## Exercise goal:
From the records below, give the number of lines that contain the string "Sequence", without any other text.
==== Data rows ====
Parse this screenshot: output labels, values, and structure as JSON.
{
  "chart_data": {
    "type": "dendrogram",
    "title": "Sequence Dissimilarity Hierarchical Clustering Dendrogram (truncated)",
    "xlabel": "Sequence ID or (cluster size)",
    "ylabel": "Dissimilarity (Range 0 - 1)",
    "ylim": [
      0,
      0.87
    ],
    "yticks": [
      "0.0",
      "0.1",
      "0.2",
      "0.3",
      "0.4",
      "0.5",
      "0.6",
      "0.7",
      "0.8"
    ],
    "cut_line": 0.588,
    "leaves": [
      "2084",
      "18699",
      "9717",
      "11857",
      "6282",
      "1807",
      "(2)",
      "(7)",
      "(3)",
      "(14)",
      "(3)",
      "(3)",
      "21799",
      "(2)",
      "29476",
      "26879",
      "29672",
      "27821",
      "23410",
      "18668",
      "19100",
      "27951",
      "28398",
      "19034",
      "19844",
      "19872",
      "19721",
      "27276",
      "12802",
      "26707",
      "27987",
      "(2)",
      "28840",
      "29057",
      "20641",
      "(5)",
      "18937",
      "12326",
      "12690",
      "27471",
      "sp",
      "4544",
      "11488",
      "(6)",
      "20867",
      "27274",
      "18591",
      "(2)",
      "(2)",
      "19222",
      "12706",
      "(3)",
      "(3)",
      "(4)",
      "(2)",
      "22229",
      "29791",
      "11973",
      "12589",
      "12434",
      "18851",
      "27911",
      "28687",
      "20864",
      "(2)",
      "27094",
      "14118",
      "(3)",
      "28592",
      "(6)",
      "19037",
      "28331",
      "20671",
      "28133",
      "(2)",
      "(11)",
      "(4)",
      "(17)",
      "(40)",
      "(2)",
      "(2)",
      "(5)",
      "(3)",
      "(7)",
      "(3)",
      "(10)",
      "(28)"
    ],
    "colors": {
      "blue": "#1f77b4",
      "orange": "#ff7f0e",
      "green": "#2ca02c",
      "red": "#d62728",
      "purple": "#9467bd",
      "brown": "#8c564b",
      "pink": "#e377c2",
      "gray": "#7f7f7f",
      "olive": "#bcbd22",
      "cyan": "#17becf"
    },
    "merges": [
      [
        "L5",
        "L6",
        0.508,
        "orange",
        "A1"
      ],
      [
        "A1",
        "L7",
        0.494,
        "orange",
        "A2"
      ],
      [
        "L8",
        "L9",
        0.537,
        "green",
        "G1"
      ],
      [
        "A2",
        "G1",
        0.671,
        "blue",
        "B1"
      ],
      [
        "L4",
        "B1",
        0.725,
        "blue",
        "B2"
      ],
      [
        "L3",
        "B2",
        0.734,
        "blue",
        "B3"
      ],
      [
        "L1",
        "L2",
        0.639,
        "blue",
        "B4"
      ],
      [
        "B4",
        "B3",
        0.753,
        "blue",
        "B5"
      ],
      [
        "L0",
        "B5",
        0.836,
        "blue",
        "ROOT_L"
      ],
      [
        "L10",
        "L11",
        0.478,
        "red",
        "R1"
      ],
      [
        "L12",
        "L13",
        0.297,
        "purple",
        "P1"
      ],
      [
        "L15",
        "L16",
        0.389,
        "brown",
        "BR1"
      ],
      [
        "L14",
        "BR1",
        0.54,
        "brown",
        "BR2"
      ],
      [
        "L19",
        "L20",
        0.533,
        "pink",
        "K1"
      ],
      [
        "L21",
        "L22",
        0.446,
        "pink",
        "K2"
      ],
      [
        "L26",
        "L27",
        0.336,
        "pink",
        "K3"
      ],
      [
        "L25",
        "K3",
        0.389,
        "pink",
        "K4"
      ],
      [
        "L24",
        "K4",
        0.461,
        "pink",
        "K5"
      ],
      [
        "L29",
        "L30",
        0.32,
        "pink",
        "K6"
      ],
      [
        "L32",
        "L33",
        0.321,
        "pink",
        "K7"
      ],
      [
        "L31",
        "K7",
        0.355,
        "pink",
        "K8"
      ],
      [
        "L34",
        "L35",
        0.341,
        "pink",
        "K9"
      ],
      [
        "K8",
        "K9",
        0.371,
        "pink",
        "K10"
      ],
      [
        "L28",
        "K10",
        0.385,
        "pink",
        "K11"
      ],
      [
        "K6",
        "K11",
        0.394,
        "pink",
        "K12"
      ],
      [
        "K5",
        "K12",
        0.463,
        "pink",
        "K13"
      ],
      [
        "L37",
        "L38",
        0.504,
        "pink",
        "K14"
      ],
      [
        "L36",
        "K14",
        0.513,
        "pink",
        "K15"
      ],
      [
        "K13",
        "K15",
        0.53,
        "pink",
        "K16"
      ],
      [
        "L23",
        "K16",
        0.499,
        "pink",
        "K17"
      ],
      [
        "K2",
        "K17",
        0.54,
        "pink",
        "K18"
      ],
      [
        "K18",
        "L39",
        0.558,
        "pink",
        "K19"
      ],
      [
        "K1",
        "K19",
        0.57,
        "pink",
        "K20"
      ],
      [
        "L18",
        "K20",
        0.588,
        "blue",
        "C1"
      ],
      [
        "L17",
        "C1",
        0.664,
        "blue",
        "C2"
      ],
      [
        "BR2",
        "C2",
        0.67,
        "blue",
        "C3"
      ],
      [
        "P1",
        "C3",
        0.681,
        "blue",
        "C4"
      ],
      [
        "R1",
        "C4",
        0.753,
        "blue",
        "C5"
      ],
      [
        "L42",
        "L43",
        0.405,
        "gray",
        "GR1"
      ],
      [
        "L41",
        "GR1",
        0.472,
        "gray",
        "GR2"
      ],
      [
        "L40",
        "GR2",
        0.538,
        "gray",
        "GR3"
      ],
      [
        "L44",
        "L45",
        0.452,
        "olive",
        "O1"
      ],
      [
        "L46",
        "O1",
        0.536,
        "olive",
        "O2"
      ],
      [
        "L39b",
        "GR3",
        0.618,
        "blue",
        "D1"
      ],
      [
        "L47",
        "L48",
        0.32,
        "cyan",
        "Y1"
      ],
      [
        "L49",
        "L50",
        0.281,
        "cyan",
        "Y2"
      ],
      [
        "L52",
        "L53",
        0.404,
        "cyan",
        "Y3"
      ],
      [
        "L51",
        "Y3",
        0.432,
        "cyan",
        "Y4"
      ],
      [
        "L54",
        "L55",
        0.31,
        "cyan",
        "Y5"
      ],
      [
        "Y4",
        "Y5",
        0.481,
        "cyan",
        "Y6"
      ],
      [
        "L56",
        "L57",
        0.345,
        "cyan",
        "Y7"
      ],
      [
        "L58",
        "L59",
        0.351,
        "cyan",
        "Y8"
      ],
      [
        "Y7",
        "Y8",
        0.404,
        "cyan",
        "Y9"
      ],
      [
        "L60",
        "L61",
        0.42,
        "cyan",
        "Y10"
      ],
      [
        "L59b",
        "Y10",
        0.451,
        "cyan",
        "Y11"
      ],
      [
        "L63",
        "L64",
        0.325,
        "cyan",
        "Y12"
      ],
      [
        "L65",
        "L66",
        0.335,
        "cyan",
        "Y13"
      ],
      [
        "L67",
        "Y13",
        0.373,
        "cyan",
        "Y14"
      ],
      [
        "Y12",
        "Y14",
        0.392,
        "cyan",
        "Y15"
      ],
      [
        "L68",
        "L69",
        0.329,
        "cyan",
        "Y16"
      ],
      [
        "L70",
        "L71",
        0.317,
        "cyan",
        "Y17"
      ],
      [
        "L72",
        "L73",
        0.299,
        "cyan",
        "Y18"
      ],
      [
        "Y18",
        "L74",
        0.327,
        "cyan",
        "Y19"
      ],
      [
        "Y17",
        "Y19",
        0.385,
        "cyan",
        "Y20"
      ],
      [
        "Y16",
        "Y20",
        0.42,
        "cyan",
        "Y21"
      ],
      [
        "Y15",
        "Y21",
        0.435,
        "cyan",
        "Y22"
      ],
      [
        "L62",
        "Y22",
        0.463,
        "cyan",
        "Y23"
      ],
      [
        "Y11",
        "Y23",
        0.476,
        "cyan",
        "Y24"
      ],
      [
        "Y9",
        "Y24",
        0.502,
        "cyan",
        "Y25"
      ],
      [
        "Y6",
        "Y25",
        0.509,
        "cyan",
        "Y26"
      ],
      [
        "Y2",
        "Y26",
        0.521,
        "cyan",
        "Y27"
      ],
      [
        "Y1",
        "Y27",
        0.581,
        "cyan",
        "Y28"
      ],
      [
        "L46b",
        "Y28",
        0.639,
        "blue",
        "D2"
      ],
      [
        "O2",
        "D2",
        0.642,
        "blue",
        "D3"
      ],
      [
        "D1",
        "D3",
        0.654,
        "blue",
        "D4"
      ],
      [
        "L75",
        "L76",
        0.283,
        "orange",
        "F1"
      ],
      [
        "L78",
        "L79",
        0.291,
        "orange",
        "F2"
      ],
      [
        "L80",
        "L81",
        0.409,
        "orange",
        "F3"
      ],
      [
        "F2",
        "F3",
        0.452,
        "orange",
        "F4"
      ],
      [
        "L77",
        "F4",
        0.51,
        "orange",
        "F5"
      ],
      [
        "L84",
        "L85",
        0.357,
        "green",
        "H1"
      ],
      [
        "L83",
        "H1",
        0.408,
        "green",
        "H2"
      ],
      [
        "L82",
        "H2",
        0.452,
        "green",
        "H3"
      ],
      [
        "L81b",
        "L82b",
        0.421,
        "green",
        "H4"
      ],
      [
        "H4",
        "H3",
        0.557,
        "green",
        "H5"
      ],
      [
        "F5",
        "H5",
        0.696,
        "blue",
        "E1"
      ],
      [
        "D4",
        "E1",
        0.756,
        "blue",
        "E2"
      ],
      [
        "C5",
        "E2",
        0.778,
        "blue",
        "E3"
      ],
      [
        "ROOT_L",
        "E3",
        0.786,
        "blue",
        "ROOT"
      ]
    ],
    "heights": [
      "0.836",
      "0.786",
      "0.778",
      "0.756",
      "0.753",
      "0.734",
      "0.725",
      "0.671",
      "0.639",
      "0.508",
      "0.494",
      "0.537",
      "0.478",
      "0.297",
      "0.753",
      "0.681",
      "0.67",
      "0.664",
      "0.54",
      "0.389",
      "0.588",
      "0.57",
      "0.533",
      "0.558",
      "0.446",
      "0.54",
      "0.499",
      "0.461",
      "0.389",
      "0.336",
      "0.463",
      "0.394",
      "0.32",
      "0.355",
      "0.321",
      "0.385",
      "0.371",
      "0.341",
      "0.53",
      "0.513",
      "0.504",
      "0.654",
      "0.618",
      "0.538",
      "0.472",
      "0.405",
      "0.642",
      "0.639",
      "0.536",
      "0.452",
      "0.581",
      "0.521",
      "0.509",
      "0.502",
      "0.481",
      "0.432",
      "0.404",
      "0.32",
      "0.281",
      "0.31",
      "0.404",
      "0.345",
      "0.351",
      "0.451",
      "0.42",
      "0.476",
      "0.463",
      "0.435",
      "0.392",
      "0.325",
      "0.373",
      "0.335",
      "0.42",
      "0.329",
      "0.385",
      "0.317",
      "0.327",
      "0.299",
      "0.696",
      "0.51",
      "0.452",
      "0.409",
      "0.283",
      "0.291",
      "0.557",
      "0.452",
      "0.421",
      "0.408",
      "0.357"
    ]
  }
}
====
## Solved problem:
2